* Short task *
Copy every record exactly, and keep the pictures out.

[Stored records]
▬▬▬▬▬▬

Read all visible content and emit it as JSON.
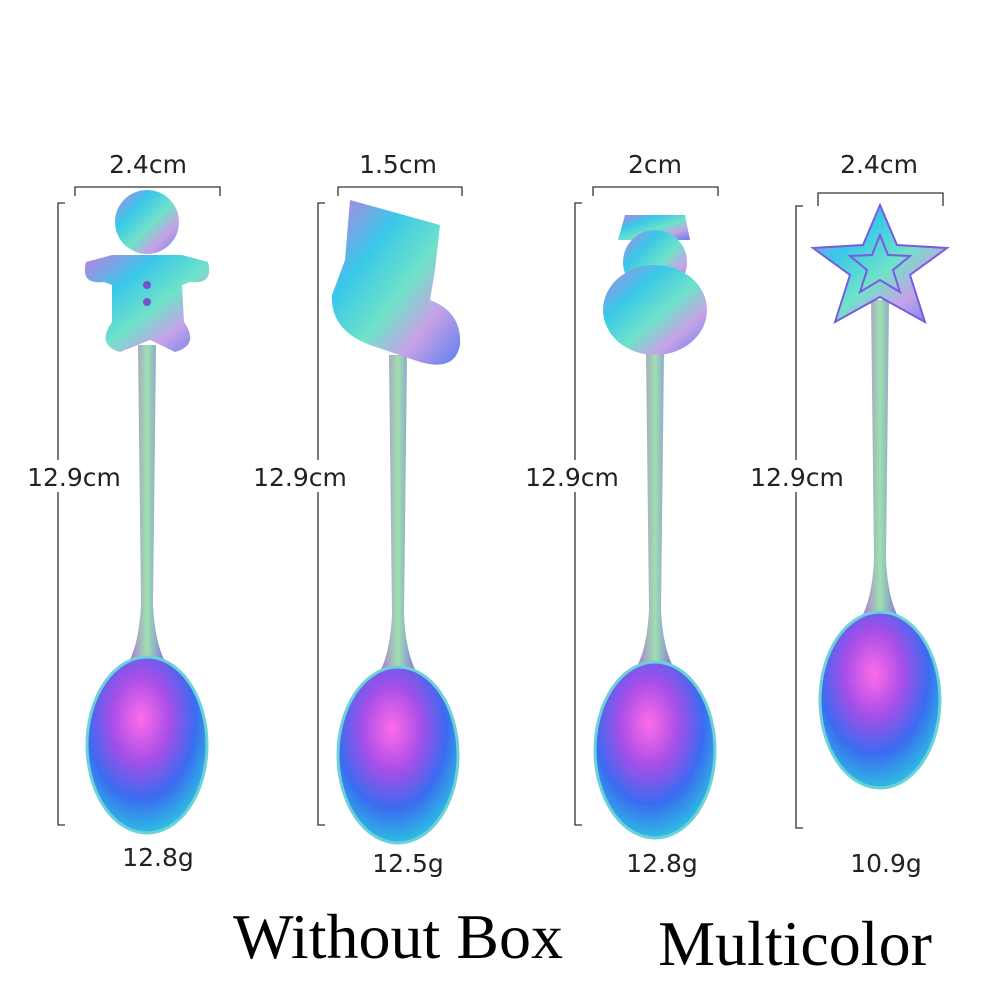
{
  "spoons": [
    {
      "width": "2.4cm",
      "length": "12.9cm",
      "weight": "12.8g"
    },
    {
      "width": "1.5cm",
      "length": "12.9cm",
      "weight": "12.5g"
    },
    {
      "width": "2cm",
      "length": "12.9cm",
      "weight": "12.8g"
    },
    {
      "width": "2.4cm",
      "length": "12.9cm",
      "weight": "10.9g"
    }
  ],
  "footer": {
    "box": "Without Box",
    "color": "Multicolor"
  }
}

▬▬▬▬▬▬

* The response *
Read all visible content and emit it as JSON.
{
  "spoons": [
    {
      "width": "2.4cm",
      "length": "12.9cm",
      "weight": "12.8g"
    },
    {
      "width": "1.5cm",
      "length": "12.9cm",
      "weight": "12.5g"
    },
    {
      "width": "2cm",
      "length": "12.9cm",
      "weight": "12.8g"
    },
    {
      "width": "2.4cm",
      "length": "12.9cm",
      "weight": "10.9g"
    }
  ],
  "footer": {
    "box": "Without Box",
    "color": "Multicolor"
  }
}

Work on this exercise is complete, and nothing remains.